Dataset items:
** START **

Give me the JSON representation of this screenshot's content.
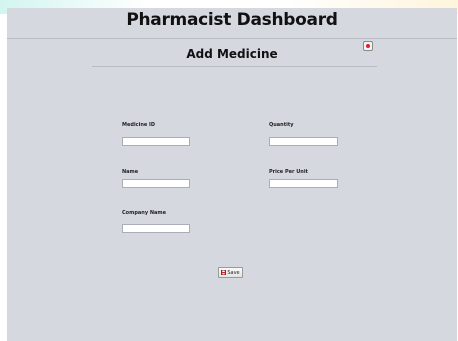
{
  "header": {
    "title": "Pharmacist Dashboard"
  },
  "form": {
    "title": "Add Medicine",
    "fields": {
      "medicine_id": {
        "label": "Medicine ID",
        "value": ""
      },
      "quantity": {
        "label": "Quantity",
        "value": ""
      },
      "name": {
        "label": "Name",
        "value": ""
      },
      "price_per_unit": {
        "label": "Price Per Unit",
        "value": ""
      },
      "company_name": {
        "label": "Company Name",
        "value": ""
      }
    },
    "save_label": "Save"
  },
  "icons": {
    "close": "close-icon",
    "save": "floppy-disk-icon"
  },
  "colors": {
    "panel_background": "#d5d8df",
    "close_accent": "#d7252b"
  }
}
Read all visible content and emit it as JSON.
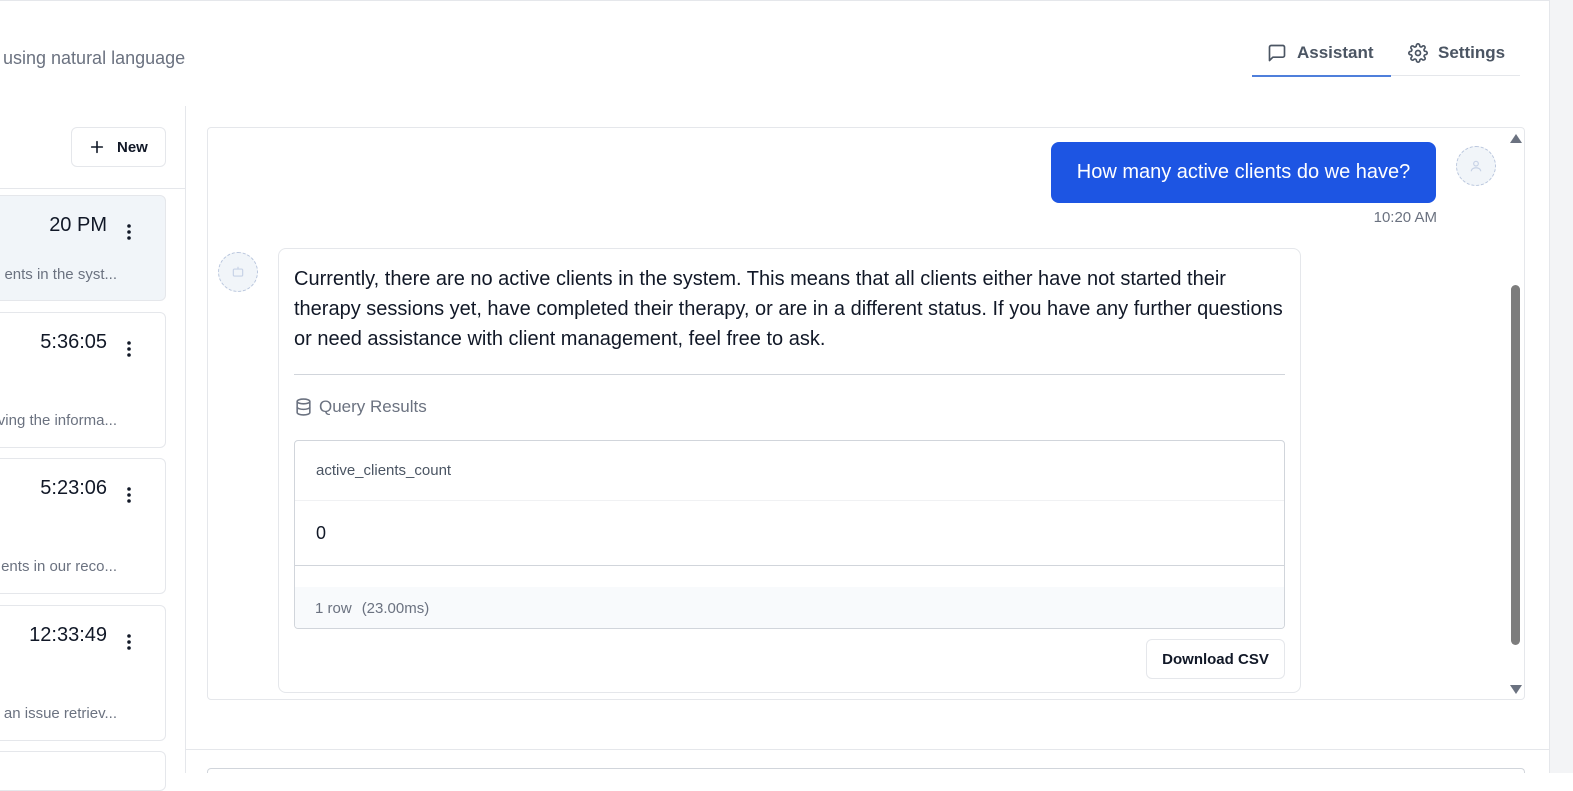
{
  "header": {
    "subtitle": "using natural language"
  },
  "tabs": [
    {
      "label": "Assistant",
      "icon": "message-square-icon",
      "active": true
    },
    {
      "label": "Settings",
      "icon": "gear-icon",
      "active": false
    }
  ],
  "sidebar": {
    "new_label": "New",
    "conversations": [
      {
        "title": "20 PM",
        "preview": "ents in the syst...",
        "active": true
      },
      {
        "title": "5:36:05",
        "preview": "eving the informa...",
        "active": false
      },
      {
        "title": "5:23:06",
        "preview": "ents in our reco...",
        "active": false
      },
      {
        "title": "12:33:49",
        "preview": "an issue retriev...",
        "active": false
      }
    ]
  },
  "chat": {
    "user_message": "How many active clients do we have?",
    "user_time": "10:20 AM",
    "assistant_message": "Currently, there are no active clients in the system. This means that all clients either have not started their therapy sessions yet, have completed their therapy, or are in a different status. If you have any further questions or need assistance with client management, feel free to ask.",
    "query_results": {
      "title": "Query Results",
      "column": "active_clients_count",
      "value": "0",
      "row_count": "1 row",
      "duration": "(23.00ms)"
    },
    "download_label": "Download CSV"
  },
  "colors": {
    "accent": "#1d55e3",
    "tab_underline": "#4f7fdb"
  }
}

** END **

*Exercise aim:* Please transcribe the material above exactly as written. Leave the pictures out.

*Task output:*
Give me the JSON representation of this screenshot's content.
{
  "header": {
    "title": "Pharmacist Dashboard"
  },
  "form": {
    "title": "Add Medicine",
    "fields": {
      "medicine_id": {
        "label": "Medicine ID",
        "value": ""
      },
      "quantity": {
        "label": "Quantity",
        "value": ""
      },
      "name": {
        "label": "Name",
        "value": ""
      },
      "price_per_unit": {
        "label": "Price Per Unit",
        "value": ""
      },
      "company_name": {
        "label": "Company Name",
        "value": ""
      }
    },
    "save_label": "Save"
  },
  "icons": {
    "close": "close-icon",
    "save": "floppy-disk-icon"
  },
  "colors": {
    "panel_background": "#d5d8df",
    "close_accent": "#d7252b"
  }
}
Read all visible content and emit it as JSON.
{
  "header": {
    "subtitle": "using natural language"
  },
  "tabs": [
    {
      "label": "Assistant",
      "icon": "message-square-icon",
      "active": true
    },
    {
      "label": "Settings",
      "icon": "gear-icon",
      "active": false
    }
  ],
  "sidebar": {
    "new_label": "New",
    "conversations": [
      {
        "title": "20 PM",
        "preview": "ents in the syst...",
        "active": true
      },
      {
        "title": "5:36:05",
        "preview": "eving the informa...",
        "active": false
      },
      {
        "title": "5:23:06",
        "preview": "ents in our reco...",
        "active": false
      },
      {
        "title": "12:33:49",
        "preview": "an issue retriev...",
        "active": false
      }
    ]
  },
  "chat": {
    "user_message": "How many active clients do we have?",
    "user_time": "10:20 AM",
    "assistant_message": "Currently, there are no active clients in the system. This means that all clients either have not started their therapy sessions yet, have completed their therapy, or are in a different status. If you have any further questions or need assistance with client management, feel free to ask.",
    "query_results": {
      "title": "Query Results",
      "column": "active_clients_count",
      "value": "0",
      "row_count": "1 row",
      "duration": "(23.00ms)"
    },
    "download_label": "Download CSV"
  },
  "colors": {
    "accent": "#1d55e3",
    "tab_underline": "#4f7fdb"
  }
}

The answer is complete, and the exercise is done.